Exercise requirements
Filter the listing and keep only the lines with the word "content".

Record list
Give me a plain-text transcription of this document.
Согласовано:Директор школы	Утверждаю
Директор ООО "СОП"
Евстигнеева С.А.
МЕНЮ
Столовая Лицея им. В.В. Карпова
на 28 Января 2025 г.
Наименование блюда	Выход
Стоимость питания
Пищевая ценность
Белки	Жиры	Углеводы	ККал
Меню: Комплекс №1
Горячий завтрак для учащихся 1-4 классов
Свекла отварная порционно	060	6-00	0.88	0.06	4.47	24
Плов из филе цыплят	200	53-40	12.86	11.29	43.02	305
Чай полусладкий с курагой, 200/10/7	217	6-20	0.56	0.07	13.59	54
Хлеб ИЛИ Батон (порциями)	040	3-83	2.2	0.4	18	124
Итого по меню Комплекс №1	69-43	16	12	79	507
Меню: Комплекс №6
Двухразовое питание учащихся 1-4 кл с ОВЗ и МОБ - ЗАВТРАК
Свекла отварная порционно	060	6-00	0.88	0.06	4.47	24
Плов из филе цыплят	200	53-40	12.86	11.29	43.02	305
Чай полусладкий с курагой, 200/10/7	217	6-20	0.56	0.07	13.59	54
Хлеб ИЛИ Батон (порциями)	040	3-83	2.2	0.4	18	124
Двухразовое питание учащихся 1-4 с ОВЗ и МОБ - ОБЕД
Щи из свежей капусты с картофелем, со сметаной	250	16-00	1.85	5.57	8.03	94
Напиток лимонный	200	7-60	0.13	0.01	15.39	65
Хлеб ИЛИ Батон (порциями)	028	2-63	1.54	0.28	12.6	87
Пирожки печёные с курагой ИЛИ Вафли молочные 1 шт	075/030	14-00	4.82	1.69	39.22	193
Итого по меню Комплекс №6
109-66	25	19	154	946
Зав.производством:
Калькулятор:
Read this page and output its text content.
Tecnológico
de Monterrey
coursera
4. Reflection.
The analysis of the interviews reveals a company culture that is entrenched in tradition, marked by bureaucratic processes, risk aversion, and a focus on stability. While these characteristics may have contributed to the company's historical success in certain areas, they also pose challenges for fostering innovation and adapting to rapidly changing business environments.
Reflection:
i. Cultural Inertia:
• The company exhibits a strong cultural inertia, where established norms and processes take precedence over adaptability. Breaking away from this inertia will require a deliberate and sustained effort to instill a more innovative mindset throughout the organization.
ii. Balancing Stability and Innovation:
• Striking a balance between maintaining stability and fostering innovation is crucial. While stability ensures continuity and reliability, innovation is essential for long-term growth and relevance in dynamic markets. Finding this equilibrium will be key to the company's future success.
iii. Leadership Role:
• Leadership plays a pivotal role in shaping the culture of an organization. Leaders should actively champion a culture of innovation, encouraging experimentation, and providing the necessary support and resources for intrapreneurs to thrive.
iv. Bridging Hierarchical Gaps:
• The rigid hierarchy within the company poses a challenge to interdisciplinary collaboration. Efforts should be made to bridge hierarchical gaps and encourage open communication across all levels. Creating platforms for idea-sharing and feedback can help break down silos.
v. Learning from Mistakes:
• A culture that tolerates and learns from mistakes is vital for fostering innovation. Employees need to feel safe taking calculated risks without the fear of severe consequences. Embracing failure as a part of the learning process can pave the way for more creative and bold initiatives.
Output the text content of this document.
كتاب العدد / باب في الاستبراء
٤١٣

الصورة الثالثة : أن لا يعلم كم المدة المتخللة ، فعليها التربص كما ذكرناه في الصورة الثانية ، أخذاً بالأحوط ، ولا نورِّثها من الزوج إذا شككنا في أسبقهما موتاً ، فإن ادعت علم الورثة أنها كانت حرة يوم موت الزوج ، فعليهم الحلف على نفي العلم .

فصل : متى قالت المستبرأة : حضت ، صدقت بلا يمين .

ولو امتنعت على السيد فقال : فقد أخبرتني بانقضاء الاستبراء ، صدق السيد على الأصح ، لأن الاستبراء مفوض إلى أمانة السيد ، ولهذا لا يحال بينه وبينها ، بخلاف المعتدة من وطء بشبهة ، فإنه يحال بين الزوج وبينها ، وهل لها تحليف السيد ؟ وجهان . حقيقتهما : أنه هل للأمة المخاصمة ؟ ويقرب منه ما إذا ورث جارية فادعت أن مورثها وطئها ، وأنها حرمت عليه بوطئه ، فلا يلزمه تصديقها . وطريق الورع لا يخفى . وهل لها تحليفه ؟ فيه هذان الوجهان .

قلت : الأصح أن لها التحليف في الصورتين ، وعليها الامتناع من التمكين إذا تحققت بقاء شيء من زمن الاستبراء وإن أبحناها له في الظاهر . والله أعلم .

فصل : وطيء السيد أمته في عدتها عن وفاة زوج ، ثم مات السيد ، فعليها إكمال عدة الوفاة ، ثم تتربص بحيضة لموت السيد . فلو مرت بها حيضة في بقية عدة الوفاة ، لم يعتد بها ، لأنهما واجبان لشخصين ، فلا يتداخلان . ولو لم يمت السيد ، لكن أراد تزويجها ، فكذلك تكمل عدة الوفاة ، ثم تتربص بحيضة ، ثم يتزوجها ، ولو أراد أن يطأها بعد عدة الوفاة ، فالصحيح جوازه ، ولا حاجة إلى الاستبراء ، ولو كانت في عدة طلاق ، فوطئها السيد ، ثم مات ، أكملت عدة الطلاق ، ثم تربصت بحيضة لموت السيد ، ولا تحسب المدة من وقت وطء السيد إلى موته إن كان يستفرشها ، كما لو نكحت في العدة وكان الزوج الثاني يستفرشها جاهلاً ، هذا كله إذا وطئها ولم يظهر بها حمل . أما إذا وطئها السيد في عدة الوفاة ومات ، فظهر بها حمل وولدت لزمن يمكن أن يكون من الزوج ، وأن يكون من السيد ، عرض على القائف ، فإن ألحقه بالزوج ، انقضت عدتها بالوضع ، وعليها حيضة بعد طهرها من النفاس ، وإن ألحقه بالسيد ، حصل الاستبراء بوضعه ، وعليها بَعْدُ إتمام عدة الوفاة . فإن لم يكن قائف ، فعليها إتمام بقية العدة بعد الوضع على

Finished exercise
Read this page and output its text content.
Output the text content of this document.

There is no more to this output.